» **Written task 1**: Please copy the entries exactly, from their start down to the line containing "Circle shape bbox=[292, 135, 298, 141]", including both ends.
# Start of Passage to read
Building Paper Card Stock Alley...with some "cheating"
#1
Good evening everyone.

I've been pretty tied up the last little while so please excuse the absence.  I decided over this time that I needed to take break from all of the freight car kits and focus on some other projects that could use my attention on the layout.  Namely some structure building.  So i turned to my favorite medium.  Cardstock...or repurposed cereal cardboard.

Below is the area in question that I'd like to tackle.  The goal is to build a back alley scene.  Essentially, show the "business end" of the, well, stores, shops, bars, hotels etc.  While in the ultimate end still giving a casual viewer the idea as to what each building is there for.  I suppose that I could have modeled the fronts of the buildings and created a street scene but that seemed boring to me.  So this is the route I've decided to take.  

   

I've been using cardboard mock ups to give me an idea of space in each area.  I'm tackling this row of "buildings".  So lets grab a some cereal board, some printable textures, glue and applicators (toothpicks) and some sharp cutting blades, I use a husky box cutter and #11 Exacto blade for the bulk of my cuts.

   

So, not shown is that some of the textures I simply print off on plain 110lbs. white cardstock paper from Michael's.  However for the walls and bracing I like to glue the textures to some cereal box board using some 3M Super 77 spray on adhesive.  It's fast, tacky as all get and doesn't attack the ink jet printer ink on my textures. Stuff like flashing I'll print off on standard 8x11 printer paper as its easier to make fine folds and looks more to scale as metal flashing and such.  I also use various sizes of bass wood, also purchased at Michael's, for bracing and adding some additional support to keep walls straight, etc.
# End of Passage to read
# Start of Data rows
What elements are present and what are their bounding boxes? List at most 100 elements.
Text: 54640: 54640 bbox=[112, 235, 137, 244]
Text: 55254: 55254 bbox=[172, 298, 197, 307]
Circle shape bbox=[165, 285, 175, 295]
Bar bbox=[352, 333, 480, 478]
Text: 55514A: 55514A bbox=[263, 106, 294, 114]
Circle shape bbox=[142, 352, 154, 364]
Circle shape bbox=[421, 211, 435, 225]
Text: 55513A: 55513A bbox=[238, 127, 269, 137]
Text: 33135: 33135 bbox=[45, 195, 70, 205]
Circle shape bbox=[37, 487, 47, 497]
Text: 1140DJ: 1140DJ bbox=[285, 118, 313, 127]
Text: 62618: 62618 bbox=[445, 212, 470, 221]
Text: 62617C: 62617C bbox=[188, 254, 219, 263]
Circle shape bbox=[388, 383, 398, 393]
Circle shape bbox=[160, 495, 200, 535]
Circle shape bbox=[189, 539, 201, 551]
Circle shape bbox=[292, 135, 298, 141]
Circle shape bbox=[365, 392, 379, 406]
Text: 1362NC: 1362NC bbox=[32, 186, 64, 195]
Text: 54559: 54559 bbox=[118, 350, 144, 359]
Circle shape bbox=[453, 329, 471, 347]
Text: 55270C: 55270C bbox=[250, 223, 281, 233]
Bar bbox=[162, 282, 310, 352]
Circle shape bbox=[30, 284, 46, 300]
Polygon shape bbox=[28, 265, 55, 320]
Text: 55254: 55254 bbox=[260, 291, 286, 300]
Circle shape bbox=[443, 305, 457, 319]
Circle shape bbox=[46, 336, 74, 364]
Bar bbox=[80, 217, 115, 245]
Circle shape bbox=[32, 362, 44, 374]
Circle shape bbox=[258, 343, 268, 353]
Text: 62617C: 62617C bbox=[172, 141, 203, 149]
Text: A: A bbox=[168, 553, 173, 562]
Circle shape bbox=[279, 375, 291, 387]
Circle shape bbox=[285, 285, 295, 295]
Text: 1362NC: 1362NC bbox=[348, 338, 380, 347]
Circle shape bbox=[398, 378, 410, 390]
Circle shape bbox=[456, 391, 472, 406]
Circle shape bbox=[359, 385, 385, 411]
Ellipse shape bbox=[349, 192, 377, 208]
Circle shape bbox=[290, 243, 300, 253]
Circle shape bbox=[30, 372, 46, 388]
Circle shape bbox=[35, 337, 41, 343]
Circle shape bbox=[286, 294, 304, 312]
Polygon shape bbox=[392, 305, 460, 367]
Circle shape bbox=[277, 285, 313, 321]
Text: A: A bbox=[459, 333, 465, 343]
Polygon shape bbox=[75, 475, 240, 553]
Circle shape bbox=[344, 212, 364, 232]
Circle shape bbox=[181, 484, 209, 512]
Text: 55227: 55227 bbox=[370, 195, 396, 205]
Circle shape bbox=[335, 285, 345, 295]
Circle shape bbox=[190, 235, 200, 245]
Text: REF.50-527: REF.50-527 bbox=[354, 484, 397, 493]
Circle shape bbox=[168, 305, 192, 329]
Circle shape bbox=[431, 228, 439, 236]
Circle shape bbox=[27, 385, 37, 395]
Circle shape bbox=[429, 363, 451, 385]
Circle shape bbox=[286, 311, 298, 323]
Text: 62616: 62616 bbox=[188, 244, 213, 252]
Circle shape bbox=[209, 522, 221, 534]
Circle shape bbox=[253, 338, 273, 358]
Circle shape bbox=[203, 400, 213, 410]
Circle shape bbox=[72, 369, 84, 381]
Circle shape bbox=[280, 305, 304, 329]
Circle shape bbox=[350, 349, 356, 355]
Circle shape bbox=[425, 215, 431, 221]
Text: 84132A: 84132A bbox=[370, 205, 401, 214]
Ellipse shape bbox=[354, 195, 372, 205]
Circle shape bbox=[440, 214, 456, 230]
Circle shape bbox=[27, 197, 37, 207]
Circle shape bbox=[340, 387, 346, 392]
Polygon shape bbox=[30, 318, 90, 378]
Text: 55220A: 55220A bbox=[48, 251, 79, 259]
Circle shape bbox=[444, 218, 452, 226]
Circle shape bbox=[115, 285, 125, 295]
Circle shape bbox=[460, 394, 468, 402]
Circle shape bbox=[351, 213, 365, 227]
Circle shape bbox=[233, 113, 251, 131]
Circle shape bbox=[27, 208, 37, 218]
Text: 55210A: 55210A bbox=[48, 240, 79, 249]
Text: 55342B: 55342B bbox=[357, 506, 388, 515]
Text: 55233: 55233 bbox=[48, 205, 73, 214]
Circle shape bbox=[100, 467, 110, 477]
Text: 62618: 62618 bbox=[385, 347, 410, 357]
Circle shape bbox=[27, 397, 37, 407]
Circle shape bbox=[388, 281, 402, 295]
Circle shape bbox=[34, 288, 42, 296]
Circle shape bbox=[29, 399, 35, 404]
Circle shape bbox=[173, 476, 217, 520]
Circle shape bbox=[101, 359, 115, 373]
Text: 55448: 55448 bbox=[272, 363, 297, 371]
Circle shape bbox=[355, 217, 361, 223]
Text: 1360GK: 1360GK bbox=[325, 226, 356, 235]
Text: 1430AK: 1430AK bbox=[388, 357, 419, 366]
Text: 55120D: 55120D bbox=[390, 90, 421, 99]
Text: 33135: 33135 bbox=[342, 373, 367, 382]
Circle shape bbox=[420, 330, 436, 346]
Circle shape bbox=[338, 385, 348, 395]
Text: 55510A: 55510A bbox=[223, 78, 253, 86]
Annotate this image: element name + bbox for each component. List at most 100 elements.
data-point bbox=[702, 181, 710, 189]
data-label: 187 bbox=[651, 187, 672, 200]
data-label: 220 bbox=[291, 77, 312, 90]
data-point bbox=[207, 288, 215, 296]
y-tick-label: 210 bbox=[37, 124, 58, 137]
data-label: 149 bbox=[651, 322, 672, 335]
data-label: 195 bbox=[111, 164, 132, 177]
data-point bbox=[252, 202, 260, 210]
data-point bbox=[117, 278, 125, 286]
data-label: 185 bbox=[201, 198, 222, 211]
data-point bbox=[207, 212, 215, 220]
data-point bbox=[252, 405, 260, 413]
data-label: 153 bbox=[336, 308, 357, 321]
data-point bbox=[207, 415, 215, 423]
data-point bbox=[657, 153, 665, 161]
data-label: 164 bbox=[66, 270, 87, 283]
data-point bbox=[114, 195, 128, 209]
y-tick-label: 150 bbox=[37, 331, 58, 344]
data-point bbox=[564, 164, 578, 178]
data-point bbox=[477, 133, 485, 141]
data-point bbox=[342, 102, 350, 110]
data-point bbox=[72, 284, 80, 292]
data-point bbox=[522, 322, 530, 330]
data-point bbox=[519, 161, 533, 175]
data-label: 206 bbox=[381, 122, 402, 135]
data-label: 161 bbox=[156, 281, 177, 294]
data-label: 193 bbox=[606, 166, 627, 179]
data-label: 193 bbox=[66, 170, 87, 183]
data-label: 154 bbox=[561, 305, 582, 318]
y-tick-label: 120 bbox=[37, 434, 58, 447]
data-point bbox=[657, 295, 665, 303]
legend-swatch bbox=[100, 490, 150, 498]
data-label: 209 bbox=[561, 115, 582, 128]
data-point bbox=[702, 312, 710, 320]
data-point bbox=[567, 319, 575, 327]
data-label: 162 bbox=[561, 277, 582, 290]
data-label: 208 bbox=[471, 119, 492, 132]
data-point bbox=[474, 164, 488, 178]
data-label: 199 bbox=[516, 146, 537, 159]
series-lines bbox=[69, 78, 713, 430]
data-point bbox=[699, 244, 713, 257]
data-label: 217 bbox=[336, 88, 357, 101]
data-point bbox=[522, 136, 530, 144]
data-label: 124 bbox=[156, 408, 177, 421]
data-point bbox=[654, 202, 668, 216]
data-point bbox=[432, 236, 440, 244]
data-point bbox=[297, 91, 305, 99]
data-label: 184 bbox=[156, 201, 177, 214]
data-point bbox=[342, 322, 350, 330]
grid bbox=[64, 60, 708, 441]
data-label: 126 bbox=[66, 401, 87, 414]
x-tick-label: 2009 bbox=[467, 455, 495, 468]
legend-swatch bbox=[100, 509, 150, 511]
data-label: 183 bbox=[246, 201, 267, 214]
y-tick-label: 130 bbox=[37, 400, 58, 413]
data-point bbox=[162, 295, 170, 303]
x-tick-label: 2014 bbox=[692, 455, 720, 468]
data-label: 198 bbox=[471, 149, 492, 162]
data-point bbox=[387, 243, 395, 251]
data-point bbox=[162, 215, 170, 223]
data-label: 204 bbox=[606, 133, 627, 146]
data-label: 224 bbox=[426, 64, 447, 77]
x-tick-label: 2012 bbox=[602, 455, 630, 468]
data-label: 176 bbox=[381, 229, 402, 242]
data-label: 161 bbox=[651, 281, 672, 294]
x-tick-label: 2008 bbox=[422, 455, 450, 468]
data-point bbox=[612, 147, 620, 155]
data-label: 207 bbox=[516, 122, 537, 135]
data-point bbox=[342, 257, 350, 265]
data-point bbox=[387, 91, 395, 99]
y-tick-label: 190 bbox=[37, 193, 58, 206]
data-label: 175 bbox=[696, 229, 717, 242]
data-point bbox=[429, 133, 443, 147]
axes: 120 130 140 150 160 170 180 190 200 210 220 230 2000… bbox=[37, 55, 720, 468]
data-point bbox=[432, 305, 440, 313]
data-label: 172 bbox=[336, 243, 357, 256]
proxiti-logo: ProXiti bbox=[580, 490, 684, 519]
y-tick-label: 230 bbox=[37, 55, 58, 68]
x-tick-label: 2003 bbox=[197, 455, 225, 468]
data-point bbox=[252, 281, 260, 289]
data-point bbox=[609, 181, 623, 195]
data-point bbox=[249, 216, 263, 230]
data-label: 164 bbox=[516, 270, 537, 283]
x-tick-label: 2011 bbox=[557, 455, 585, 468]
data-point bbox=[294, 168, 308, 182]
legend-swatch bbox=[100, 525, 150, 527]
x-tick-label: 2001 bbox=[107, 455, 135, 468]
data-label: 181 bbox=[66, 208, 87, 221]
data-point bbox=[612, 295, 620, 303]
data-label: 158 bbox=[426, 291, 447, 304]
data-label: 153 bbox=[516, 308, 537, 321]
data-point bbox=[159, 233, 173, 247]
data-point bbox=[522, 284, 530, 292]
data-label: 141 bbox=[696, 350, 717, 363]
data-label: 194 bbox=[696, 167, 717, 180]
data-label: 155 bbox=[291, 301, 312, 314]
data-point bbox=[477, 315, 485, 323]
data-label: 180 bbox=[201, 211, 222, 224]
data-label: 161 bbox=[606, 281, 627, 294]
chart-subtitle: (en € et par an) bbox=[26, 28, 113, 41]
# End of Data rows
» **Written task 2**: Reproduce word for word the entire post about building a cardstock back alley scene.

» **Complete output 1**:
What elements are present and what are their bounding boxes? List at most 100 elements.
Text: 54640: 54640 bbox=[112, 235, 137, 244]
Text: 55254: 55254 bbox=[172, 298, 197, 307]
Circle shape bbox=[165, 285, 175, 295]
Bar bbox=[352, 333, 480, 478]
Text: 55514A: 55514A bbox=[263, 106, 294, 114]
Circle shape bbox=[142, 352, 154, 364]
Circle shape bbox=[421, 211, 435, 225]
Text: 55513A: 55513A bbox=[238, 127, 269, 137]
Text: 33135: 33135 bbox=[45, 195, 70, 205]
Circle shape bbox=[37, 487, 47, 497]
Text: 1140DJ: 1140DJ bbox=[285, 118, 313, 127]
Text: 62618: 62618 bbox=[445, 212, 470, 221]
Text: 62617C: 62617C bbox=[188, 254, 219, 263]
Circle shape bbox=[388, 383, 398, 393]
Circle shape bbox=[160, 495, 200, 535]
Circle shape bbox=[189, 539, 201, 551]
Circle shape bbox=[292, 135, 298, 141]

» **Complete output 2**:
Building Paper Card Stock Alley...with some "cheating"
#1
Good evening everyone.

I've been pretty tied up the last little while so please excuse the absence.  I decided over this time that I needed to take break from all of the freight car kits and focus on some other projects that could use my attention on the layout.  Namely some structure building.  So i turned to my favorite medium.  Cardstock...or repurposed cereal cardboard.

Below is the area in question that I'd like to tackle.  The goal is to build a back alley scene.  Essentially, show the "business end" of the, well, stores, shops, bars, hotels etc.  While in the ultimate end still giving a casual viewer the idea as to what each building is there for.  I suppose that I could have modeled the fronts of the buildings and created a street scene but that seemed boring to me.  So this is the route I've decided to take.  

   

I've been using cardboard mock ups to give me an idea of space in each area.  I'm tackling this row of "buildings".  So lets grab a some cereal board, some printable textures, glue and applicators (toothpicks) and some sharp cutting blades, I use a husky box cutter and #11 Exacto blade for the bulk of my cuts.

   

So, not shown is that some of the textures I simply print off on plain 110lbs. white cardstock paper from Michael's.  However for the walls and bracing I like to glue the textures to some cereal box board using some 3M Super 77 spray on adhesive.  It's fast, tacky as all get and doesn't attack the ink jet printer ink on my textures. Stuff like flashing I'll print off on standard 8x11 printer paper as its easier to make fine folds and looks more to scale as metal flashing and such.  I also use various sizes of bass wood, also purchased at Michael's, for bracing and adding some additional support to keep walls straight, etc.